Required work: Please put every line of the entries below into a JSON list of strings, one string per line, with blank lines dropped and the pictures left out.

Excerpted records:
◇ ◇ ◇ ◇ ◇ ◇ ◇
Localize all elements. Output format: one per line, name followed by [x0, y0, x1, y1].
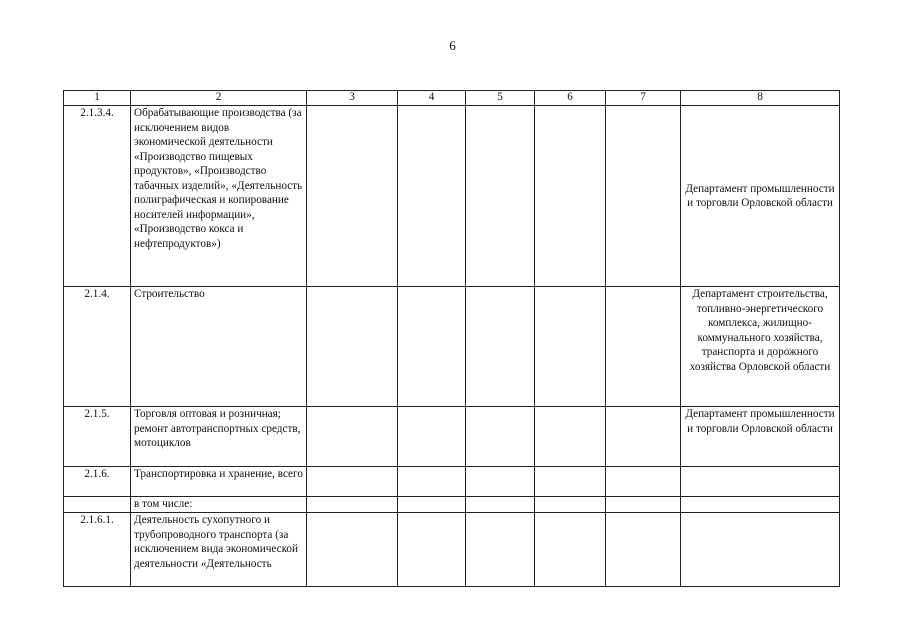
empty-cell: [398, 287, 466, 407]
empty-cell: [307, 467, 398, 497]
empty-cell: [466, 497, 535, 513]
empty-cell: [535, 513, 606, 587]
empty-cell: [606, 407, 681, 467]
row-name: Деятельность сухопутного и трубопроводного транспорта (за исключением вида экономической деятельности «Деятельность: [131, 513, 307, 587]
empty-cell: [398, 497, 466, 513]
table-row: [64, 287, 840, 407]
empty-cell: [466, 407, 535, 467]
page-number: 6: [449, 38, 456, 53]
row-name: Торговля оптовая и розничная; ремонт автотранспортных средств, мотоциклов: [131, 407, 307, 467]
table-row: [64, 513, 840, 587]
empty-cell: [535, 106, 606, 287]
column-header-5: 5: [466, 91, 535, 106]
empty-cell: [606, 467, 681, 497]
row-responsible: [681, 513, 840, 587]
empty-cell: [466, 513, 535, 587]
empty-cell: [307, 407, 398, 467]
empty-cell: [606, 497, 681, 513]
row-responsible: [681, 497, 840, 513]
empty-cell: [307, 287, 398, 407]
empty-cell: [606, 106, 681, 287]
table-row: [64, 407, 840, 467]
empty-cell: [466, 467, 535, 497]
row-name: в том числе:: [131, 497, 307, 513]
row-name: Строительство: [131, 287, 307, 407]
empty-cell: [398, 106, 466, 287]
column-header-6: 6: [535, 91, 606, 106]
empty-cell: [398, 513, 466, 587]
empty-cell: [535, 407, 606, 467]
column-header-2: 2: [131, 91, 307, 106]
column-header-7: 7: [606, 91, 681, 106]
column-header-4: 4: [398, 91, 466, 106]
header-row: [64, 91, 840, 106]
row-name: Обрабатывающие производства (за исключением видов экономической деятельности «Производство пищевых продуктов», «Производство табачных изделий», «Деятельность полиграфическая и копирование носителей информации», «Производство кокса и нефтепродуктов»): [131, 106, 307, 287]
column-header-8: 8: [681, 91, 840, 106]
row-responsible: Департамент промышленности и торговли Орловской области: [681, 407, 840, 467]
empty-cell: [398, 467, 466, 497]
table-row: [64, 497, 840, 513]
empty-cell: [398, 407, 466, 467]
row-code: 2.1.5.: [64, 407, 131, 467]
row-code: 2.1.6.1.: [64, 513, 131, 587]
indicators-table: [63, 90, 840, 587]
row-code: [64, 497, 131, 513]
empty-cell: [466, 287, 535, 407]
row-code: 2.1.6.: [64, 467, 131, 497]
row-responsible: Департамент строительства, топливно-энергетического комплекса, жилищно-коммунального хозяйства, транспорта и дорожного хозяйства Орловской области: [681, 287, 840, 407]
row-name: Транспортировка и хранение, всего: [131, 467, 307, 497]
empty-cell: [307, 106, 398, 287]
table-row: [64, 467, 840, 497]
empty-cell: [535, 287, 606, 407]
row-code: 2.1.4.: [64, 287, 131, 407]
column-header-3: 3: [307, 91, 398, 106]
row-responsible: Департамент промышленности и торговли Орловской области: [681, 106, 840, 287]
column-header-1: 1: [64, 91, 131, 106]
row-code: 2.1.3.4.: [64, 106, 131, 287]
empty-cell: [535, 467, 606, 497]
empty-cell: [606, 287, 681, 407]
empty-cell: [466, 106, 535, 287]
row-responsible: [681, 467, 840, 497]
empty-cell: [307, 513, 398, 587]
empty-cell: [606, 513, 681, 587]
table-row: [64, 106, 840, 287]
empty-cell: [307, 497, 398, 513]
empty-cell: [535, 497, 606, 513]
◇ ◇ ◇ ◇ ◇ ◇ ◇
Full output:
[
  "Localize all elements. Output format: one per line, name followed by [x0, y0, x1, y1].",
  "empty-cell: [398, 287, 466, 407]",
  "empty-cell: [307, 467, 398, 497]",
  "empty-cell: [466, 497, 535, 513]",
  "empty-cell: [535, 513, 606, 587]",
  "empty-cell: [606, 407, 681, 467]",
  "row-name: Деятельность сухопутного и трубопроводного транспорта (за исключением вида экономической деятельности «Деятельность: [131, 513, 307, 587]",
  "empty-cell: [398, 497, 466, 513]",
  "table-row: [64, 287, 840, 407]",
  "empty-cell: [466, 407, 535, 467]",
  "page-number: 6: [449, 38, 456, 53]",
  "row-name: Торговля оптовая и розничная; ремонт автотранспортных средств, мотоциклов: [131, 407, 307, 467]",
  "table-row: [64, 513, 840, 587]",
  "empty-cell: [535, 106, 606, 287]",
  "column-header-5: 5: [466, 91, 535, 106]",
  "empty-cell: [606, 467, 681, 497]",
  "row-responsible: [681, 513, 840, 587]",
  "empty-cell: [466, 513, 535, 587]",
  "empty-cell: [307, 407, 398, 467]",
  "empty-cell: [606, 497, 681, 513]",
  "row-responsible: [681, 497, 840, 513]",
  "empty-cell: [307, 287, 398, 407]",
  "empty-cell: [606, 106, 681, 287]",
  "table-row: [64, 407, 840, 467]",
  "empty-cell: [466, 467, 535, 497]",
  "row-name: в том числе:: [131, 497, 307, 513]",
  "row-name: Строительство: [131, 287, 307, 407]",
  "empty-cell: [398, 106, 466, 287]",
  "column-header-6: 6: [535, 91, 606, 106]",
  "empty-cell: [398, 513, 466, 587]",
  "empty-cell: [535, 407, 606, 467]",
  "column-header-2: 2: [131, 91, 307, 106]",
  "column-header-7: 7: [606, 91, 681, 106]",
  "column-header-4: 4: [398, 91, 466, 106]",
  "header-row: [64, 91, 840, 106]",
  "row-name: Обрабатывающие производства (за исключением видов экономической деятельности «Производство пищевых продуктов», «Производство табачных изделий», «Деятельность полиграфическая и копирование носителей информации», «Производство кокса и нефтепродуктов»): [131, 106, 307, 287]",
  "column-header-8: 8: [681, 91, 840, 106]",
  "row-responsible: Департамент промышленности и торговли Орловской области: [681, 407, 840, 467]",
  "empty-cell: [398, 467, 466, 497]",
  "table-row: [64, 497, 840, 513]",
  "empty-cell: [398, 407, 466, 467]",
  "row-code: 2.1.5.: [64, 407, 131, 467]",
  "row-code: 2.1.6.1.: [64, 513, 131, 587]",
  "indicators-table: [63, 90, 840, 587]",
  "row-code: [64, 497, 131, 513]",
  "empty-cell: [466, 287, 535, 407]",
  "row-code: 2.1.6.: [64, 467, 131, 497]",
  "row-responsible: Департамент строительства, топливно-энергетического комплекса, жилищно-коммунального хозяйства, транспорта и дорожного хозяйства Орловской области: [681, 287, 840, 407]",
  "row-name: Транспортировка и хранение, всего: [131, 467, 307, 497]",
  "empty-cell: [307, 106, 398, 287]",
  "table-row: [64, 467, 840, 497]",
  "empty-cell: [535, 287, 606, 407]",
  "row-code: 2.1.4.: [64, 287, 131, 407]",
  "column-header-3: 3: [307, 91, 398, 106]",
  "row-responsible: Департамент промышленности и торговли Орловской области: [681, 106, 840, 287]",
  "column-header-1: 1: [64, 91, 131, 106]",
  "row-code: 2.1.3.4.: [64, 106, 131, 287]",
  "empty-cell: [535, 467, 606, 497]",
  "empty-cell: [606, 287, 681, 407]",
  "empty-cell: [466, 106, 535, 287]",
  "row-responsible: [681, 467, 840, 497]",
  "empty-cell: [307, 513, 398, 587]",
  "empty-cell: [606, 513, 681, 587]",
  "table-row: [64, 106, 840, 287]",
  "empty-cell: [307, 497, 398, 513]",
  "empty-cell: [535, 497, 606, 513]"
]